Where a line holds the word "should", copy that line.

START Material provided

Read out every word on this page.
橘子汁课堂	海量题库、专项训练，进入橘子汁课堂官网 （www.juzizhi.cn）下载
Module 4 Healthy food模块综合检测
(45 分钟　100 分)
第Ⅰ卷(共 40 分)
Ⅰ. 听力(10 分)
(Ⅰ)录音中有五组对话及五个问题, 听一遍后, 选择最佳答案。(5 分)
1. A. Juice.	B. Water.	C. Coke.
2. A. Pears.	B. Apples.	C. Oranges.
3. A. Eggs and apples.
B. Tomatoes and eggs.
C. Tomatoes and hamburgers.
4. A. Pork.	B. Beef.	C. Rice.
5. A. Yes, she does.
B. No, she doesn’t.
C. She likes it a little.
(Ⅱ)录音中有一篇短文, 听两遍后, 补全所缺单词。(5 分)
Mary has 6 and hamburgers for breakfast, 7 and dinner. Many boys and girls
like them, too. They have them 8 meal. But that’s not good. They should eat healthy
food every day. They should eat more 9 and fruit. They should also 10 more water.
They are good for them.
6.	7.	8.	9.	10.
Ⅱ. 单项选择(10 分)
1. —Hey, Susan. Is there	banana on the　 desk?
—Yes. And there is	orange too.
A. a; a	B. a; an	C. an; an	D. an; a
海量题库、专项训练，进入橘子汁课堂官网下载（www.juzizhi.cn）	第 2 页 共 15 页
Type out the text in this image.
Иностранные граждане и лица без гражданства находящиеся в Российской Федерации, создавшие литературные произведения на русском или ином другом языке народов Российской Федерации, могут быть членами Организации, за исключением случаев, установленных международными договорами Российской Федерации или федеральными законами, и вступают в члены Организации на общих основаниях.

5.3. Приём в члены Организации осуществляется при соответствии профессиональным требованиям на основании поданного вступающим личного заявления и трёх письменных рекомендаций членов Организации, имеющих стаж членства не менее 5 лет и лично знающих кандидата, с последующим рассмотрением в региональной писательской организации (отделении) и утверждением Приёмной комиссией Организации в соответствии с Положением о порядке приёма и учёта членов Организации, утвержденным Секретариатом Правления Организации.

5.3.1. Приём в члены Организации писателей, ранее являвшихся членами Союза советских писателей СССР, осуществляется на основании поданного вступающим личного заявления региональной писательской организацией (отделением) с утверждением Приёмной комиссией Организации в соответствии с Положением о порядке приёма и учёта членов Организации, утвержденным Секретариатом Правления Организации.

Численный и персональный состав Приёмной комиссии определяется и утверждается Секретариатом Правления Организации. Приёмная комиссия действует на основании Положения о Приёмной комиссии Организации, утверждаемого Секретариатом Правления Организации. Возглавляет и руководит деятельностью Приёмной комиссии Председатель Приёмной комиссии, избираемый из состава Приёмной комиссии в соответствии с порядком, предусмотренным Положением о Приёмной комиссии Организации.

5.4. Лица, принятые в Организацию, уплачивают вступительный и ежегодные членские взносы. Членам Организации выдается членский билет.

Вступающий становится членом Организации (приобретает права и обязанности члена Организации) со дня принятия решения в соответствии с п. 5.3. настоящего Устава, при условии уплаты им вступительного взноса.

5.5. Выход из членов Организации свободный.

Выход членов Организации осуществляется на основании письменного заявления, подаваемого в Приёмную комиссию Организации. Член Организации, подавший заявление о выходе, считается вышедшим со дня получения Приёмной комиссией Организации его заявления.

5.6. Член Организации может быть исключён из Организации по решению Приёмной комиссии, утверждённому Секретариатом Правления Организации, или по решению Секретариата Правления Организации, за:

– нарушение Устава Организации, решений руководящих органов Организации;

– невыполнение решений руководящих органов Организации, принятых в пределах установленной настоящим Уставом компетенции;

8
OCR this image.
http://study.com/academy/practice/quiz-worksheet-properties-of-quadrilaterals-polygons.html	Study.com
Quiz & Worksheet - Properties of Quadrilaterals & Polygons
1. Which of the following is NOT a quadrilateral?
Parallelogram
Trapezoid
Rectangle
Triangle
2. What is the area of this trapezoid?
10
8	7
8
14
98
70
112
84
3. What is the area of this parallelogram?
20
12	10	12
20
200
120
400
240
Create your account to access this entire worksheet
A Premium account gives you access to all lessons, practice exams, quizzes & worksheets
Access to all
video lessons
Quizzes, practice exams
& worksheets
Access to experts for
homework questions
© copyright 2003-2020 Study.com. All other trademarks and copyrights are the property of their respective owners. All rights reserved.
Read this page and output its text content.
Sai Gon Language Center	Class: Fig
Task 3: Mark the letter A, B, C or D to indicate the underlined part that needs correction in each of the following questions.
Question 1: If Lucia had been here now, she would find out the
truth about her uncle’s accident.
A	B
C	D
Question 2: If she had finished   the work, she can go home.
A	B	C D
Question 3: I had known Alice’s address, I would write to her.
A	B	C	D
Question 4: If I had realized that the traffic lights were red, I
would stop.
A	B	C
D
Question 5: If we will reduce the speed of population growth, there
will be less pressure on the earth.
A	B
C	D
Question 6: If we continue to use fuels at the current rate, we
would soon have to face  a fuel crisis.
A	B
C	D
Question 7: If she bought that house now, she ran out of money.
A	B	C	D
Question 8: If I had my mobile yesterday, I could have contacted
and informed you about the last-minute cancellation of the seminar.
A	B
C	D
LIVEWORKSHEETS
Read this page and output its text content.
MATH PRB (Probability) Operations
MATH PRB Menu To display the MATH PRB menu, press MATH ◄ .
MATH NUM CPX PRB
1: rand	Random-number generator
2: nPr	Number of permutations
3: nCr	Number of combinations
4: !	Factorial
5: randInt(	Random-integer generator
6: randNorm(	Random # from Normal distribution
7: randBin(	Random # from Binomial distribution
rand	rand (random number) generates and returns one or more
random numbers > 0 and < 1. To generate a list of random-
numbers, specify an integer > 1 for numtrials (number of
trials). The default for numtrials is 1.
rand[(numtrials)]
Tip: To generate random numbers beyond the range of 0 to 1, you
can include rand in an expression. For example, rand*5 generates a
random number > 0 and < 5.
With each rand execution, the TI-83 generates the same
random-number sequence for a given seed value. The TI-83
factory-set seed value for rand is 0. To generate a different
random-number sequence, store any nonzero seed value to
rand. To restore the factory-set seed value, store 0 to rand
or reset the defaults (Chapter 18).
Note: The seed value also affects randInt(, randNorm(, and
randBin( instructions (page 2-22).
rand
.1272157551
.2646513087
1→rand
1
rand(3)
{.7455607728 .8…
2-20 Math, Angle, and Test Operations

END Material provided

▶ Task result
like them, too. They have them 8 meal. But that’s not good. They should eat healthy
food every day. They should eat more 9 and fruit. They should also 10 more water.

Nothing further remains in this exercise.